WRITTEN PROBLEM =>
Every record below should be written out exactly; pictures stay out.

DATA ROWS =>

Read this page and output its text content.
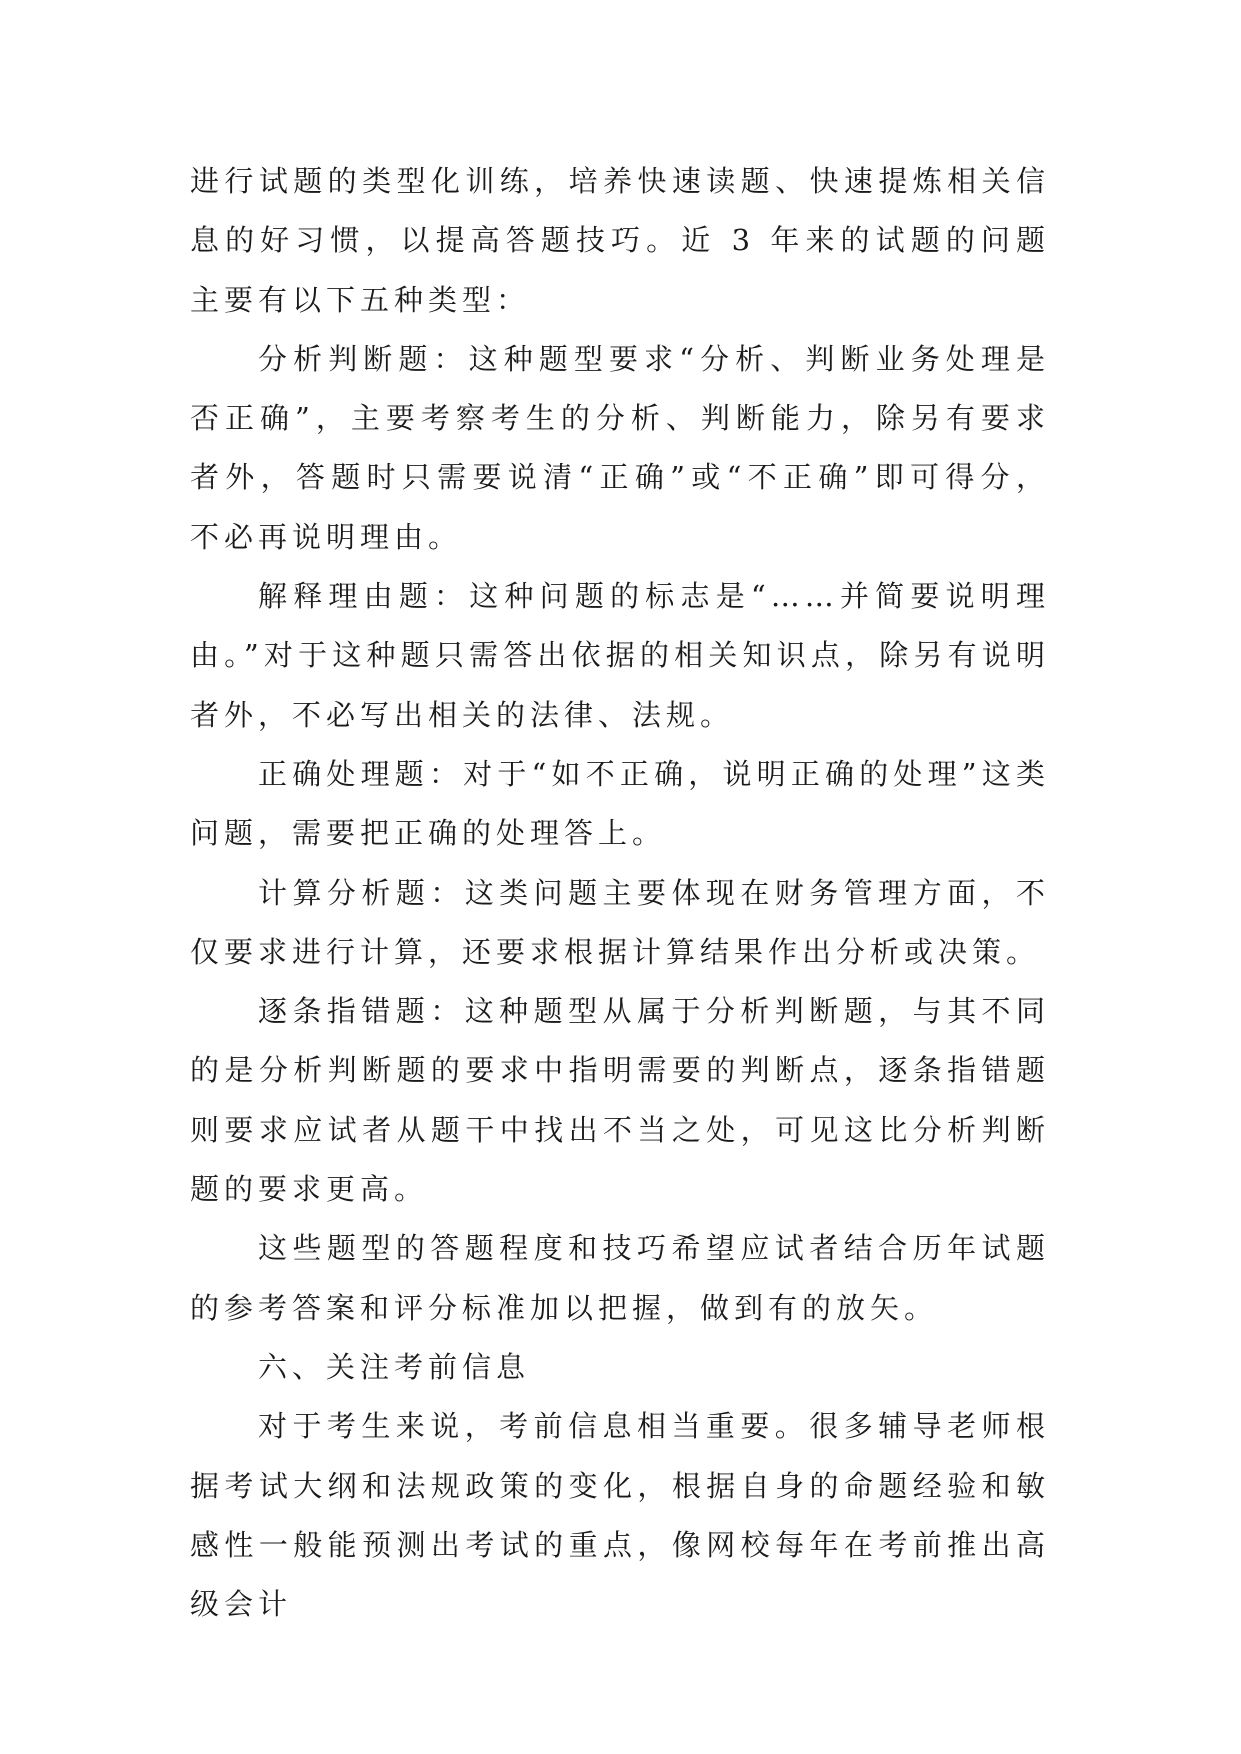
进行试题的类型化训练，培养快速读题、快速提炼相关信息的好习惯，以提高答题技巧。近 3 年来的试题的问题主要有以下五种类型：

分析判断题：这种题型要求“分析、判断业务处理是否正确”，主要考察考生的分析、判断能力，除另有要求者外，答题时只需要说清“正确”或“不正确”即可得分，不必再说明理由。

解释理由题：这种问题的标志是“……并简要说明理由。”对于这种题只需答出依据的相关知识点，除另有说明者外，不必写出相关的法律、法规。

正确处理题：对于“如不正确，说明正确的处理”这类问题，需要把正确的处理答上。

计算分析题：这类问题主要体现在财务管理方面，不仅要求进行计算，还要求根据计算结果作出分析或决策。

逐条指错题：这种题型从属于分析判断题，与其不同的是分析判断题的要求中指明需要的判断点，逐条指错题则要求应试者从题干中找出不当之处，可见这比分析判断题的要求更高。

这些题型的答题程度和技巧希望应试者结合历年试题的参考答案和评分标准加以把握，做到有的放矢。

六、关注考前信息

对于考生来说，考前信息相当重要。很多辅导老师根据考试大纲和法规政策的变化，根据自身的命题经验和敏感性一般能预测出考试的重点，像网校每年在考前推出高级会计
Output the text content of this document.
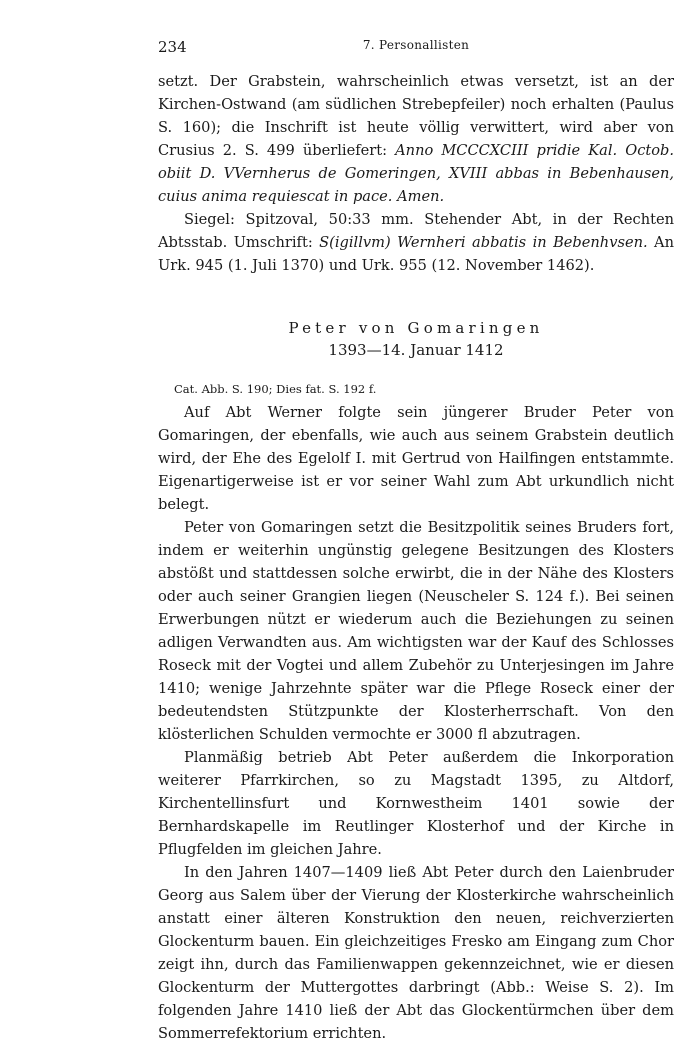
234	7. Personallisten

setzt. Der Grabstein, wahrscheinlich etwas versetzt, ist an der Kirchen-Ostwand (am südlichen Strebepfeiler) noch erhalten (Paulus S. 160); die Inschrift ist heute völlig verwittert, wird aber von Crusius 2. S. 499 überliefert: Anno MCCCXCIII pridie Kal. Octob. obiit D. VVernherus de Gomeringen, XVIII abbas in Bebenhausen, cuius anima requiescat in pace. Amen.

Siegel: Spitzoval, 50:33 mm. Stehender Abt, in der Rechten Abtsstab. Umschrift: S(igillvm) Wernheri abbatis in Bebenhvsen. An Urk. 945 (1. Juli 1370) und Urk. 955 (12. November 1462).

Peter von Gomaringen
1393—14. Januar 1412
Cat. Abb. S. 190; Dies fat. S. 192 f.

Auf Abt Werner folgte sein jüngerer Bruder Peter von Gomaringen, der ebenfalls, wie auch aus seinem Grabstein deutlich wird, der Ehe des Egelolf I. mit Gertrud von Hailfingen entstammte. Eigenartigerweise ist er vor seiner Wahl zum Abt urkundlich nicht belegt.

Peter von Gomaringen setzt die Besitzpolitik seines Bruders fort, indem er weiterhin ungünstig gelegene Besitzungen des Klosters abstößt und stattdessen solche erwirbt, die in der Nähe des Klosters oder auch seiner Grangien liegen (Neuscheler S. 124 f.). Bei seinen Erwerbungen nützt er wiederum auch die Beziehungen zu seinen adligen Verwandten aus. Am wichtigsten war der Kauf des Schlosses Roseck mit der Vogtei und allem Zubehör zu Unterjesingen im Jahre 1410; wenige Jahrzehnte später war die Pflege Roseck einer der bedeutendsten Stützpunkte der Klosterherrschaft. Von den klösterlichen Schulden vermochte er 3000 fl abzutragen.

Planmäßig betrieb Abt Peter außerdem die Inkorporation weiterer Pfarrkirchen, so zu Magstadt 1395, zu Altdorf, Kirchentellinsfurt und Kornwestheim 1401 sowie der Bernhardskapelle im Reutlinger Klosterhof und der Kirche in Pflugfelden im gleichen Jahre.

In den Jahren 1407—1409 ließ Abt Peter durch den Laienbruder Georg aus Salem über der Vierung der Klosterkirche wahrscheinlich anstatt einer älteren Konstruktion den neuen, reichverzierten Glockenturm bauen. Ein gleichzeitiges Fresko am Eingang zum Chor zeigt ihn, durch das Familienwappen gekennzeichnet, wie er diesen Glockenturm der Muttergottes darbringt (Abb.: Weise S. 2). Im folgenden Jahre 1410 ließ der Abt das Glockentürmchen über dem Sommerrefektorium errichten.
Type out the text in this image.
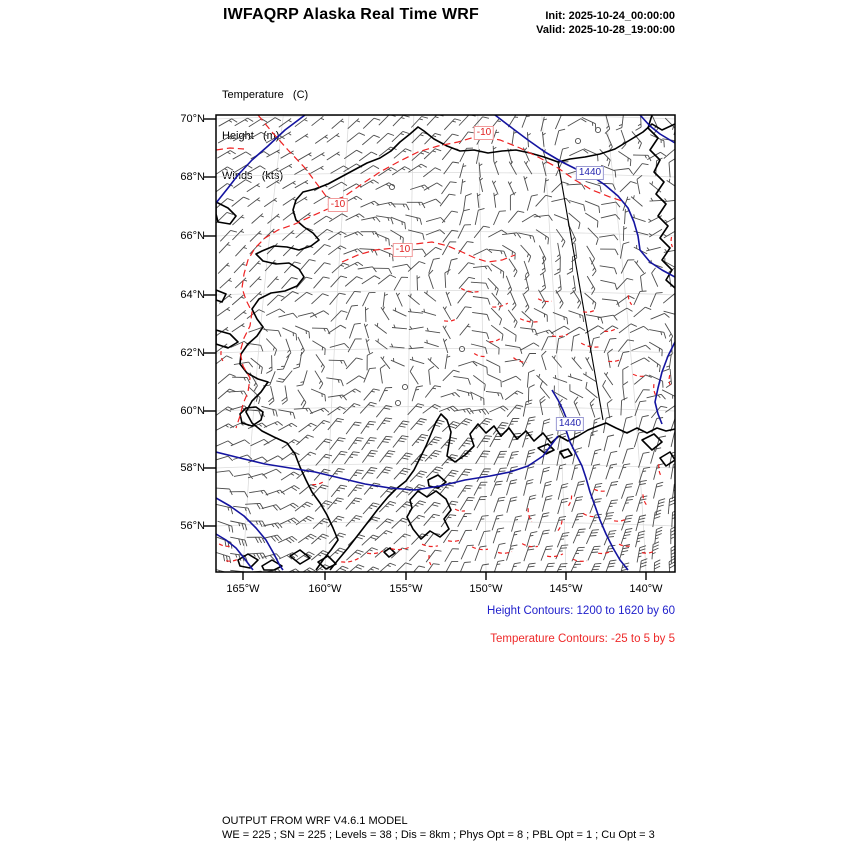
IWFAQRP Alaska Real Time WRF	Init: 2025-10-24_00:00:00
Valid: 2025-10-28_19:00:00

Temperature   (C)

Height   (m)

Winds   (kts)

70°N
68°N
66°N
64°N
62°N
60°N
58°N
56°N
165°W	160°W	155°W	150°W	145°W	140°W
-10
-10
-10
1440
1440
Height Contours: 1200 to 1620 by 60
Temperature Contours: -25 to 5 by 5
OUTPUT FROM WRF V4.6.1 MODEL
WE = 225 ; SN = 225 ; Levels = 38 ; Dis = 8km ; Phys Opt = 8 ; PBL Opt = 1 ; Cu Opt = 3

OUTPUT BELOW =>
Read this page and output its text content.
进行试题的类型化训练，培养快速读题、快速提炼相关信息的好习惯，以提高答题技巧。近 3 年来的试题的问题主要有以下五种类型：

分析判断题：这种题型要求“分析、判断业务处理是否正确”，主要考察考生的分析、判断能力，除另有要求者外，答题时只需要说清“正确”或“不正确”即可得分，不必再说明理由。

解释理由题：这种问题的标志是“……并简要说明理由。”对于这种题只需答出依据的相关知识点，除另有说明者外，不必写出相关的法律、法规。

正确处理题：对于“如不正确，说明正确的处理”这类问题，需要把正确的处理答上。

计算分析题：这类问题主要体现在财务管理方面，不仅要求进行计算，还要求根据计算结果作出分析或决策。

逐条指错题：这种题型从属于分析判断题，与其不同的是分析判断题的要求中指明需要的判断点，逐条指错题则要求应试者从题干中找出不当之处，可见这比分析判断题的要求更高。

这些题型的答题程度和技巧希望应试者结合历年试题的参考答案和评分标准加以把握，做到有的放矢。

六、关注考前信息

对于考生来说，考前信息相当重要。很多辅导老师根据考试大纲和法规政策的变化，根据自身的命题经验和敏感性一般能预测出考试的重点，像网校每年在考前推出高级会计
Output the text content of this document.
234	7. Personallisten

setzt. Der Grabstein, wahrscheinlich etwas versetzt, ist an der Kirchen-Ostwand (am südlichen Strebepfeiler) noch erhalten (Paulus S. 160); die Inschrift ist heute völlig verwittert, wird aber von Crusius 2. S. 499 überliefert: Anno MCCCXCIII pridie Kal. Octob. obiit D. VVernherus de Gomeringen, XVIII abbas in Bebenhausen, cuius anima requiescat in pace. Amen.

Siegel: Spitzoval, 50:33 mm. Stehender Abt, in der Rechten Abtsstab. Umschrift: S(igillvm) Wernheri abbatis in Bebenhvsen. An Urk. 945 (1. Juli 1370) und Urk. 955 (12. November 1462).

Peter von Gomaringen
1393—14. Januar 1412
Cat. Abb. S. 190; Dies fat. S. 192 f.

Auf Abt Werner folgte sein jüngerer Bruder Peter von Gomaringen, der ebenfalls, wie auch aus seinem Grabstein deutlich wird, der Ehe des Egelolf I. mit Gertrud von Hailfingen entstammte. Eigenartigerweise ist er vor seiner Wahl zum Abt urkundlich nicht belegt.

Peter von Gomaringen setzt die Besitzpolitik seines Bruders fort, indem er weiterhin ungünstig gelegene Besitzungen des Klosters abstößt und stattdessen solche erwirbt, die in der Nähe des Klosters oder auch seiner Grangien liegen (Neuscheler S. 124 f.). Bei seinen Erwerbungen nützt er wiederum auch die Beziehungen zu seinen adligen Verwandten aus. Am wichtigsten war der Kauf des Schlosses Roseck mit der Vogtei und allem Zubehör zu Unterjesingen im Jahre 1410; wenige Jahrzehnte später war die Pflege Roseck einer der bedeutendsten Stützpunkte der Klosterherrschaft. Von den klösterlichen Schulden vermochte er 3000 fl abzutragen.

Planmäßig betrieb Abt Peter außerdem die Inkorporation weiterer Pfarrkirchen, so zu Magstadt 1395, zu Altdorf, Kirchentellinsfurt und Kornwestheim 1401 sowie der Bernhardskapelle im Reutlinger Klosterhof und der Kirche in Pflugfelden im gleichen Jahre.

In den Jahren 1407—1409 ließ Abt Peter durch den Laienbruder Georg aus Salem über der Vierung der Klosterkirche wahrscheinlich anstatt einer älteren Konstruktion den neuen, reichverzierten Glockenturm bauen. Ein gleichzeitiges Fresko am Eingang zum Chor zeigt ihn, durch das Familienwappen gekennzeichnet, wie er diesen Glockenturm der Muttergottes darbringt (Abb.: Weise S. 2). Im folgenden Jahre 1410 ließ der Abt das Glockentürmchen über dem Sommerrefektorium errichten.
Type out the text in this image.
IWFAQRP Alaska Real Time WRF	Init: 2025-10-24_00:00:00
Valid: 2025-10-28_19:00:00

Temperature   (C)

Height   (m)

Winds   (kts)

70°N
68°N
66°N
64°N
62°N
60°N
58°N
56°N
165°W	160°W	155°W	150°W	145°W	140°W
-10
-10
-10
1440
1440
Height Contours: 1200 to 1620 by 60
Temperature Contours: -25 to 5 by 5
OUTPUT FROM WRF V4.6.1 MODEL
WE = 225 ; SN = 225 ; Levels = 38 ; Dis = 8km ; Phys Opt = 8 ; PBL Opt = 1 ; Cu Opt = 3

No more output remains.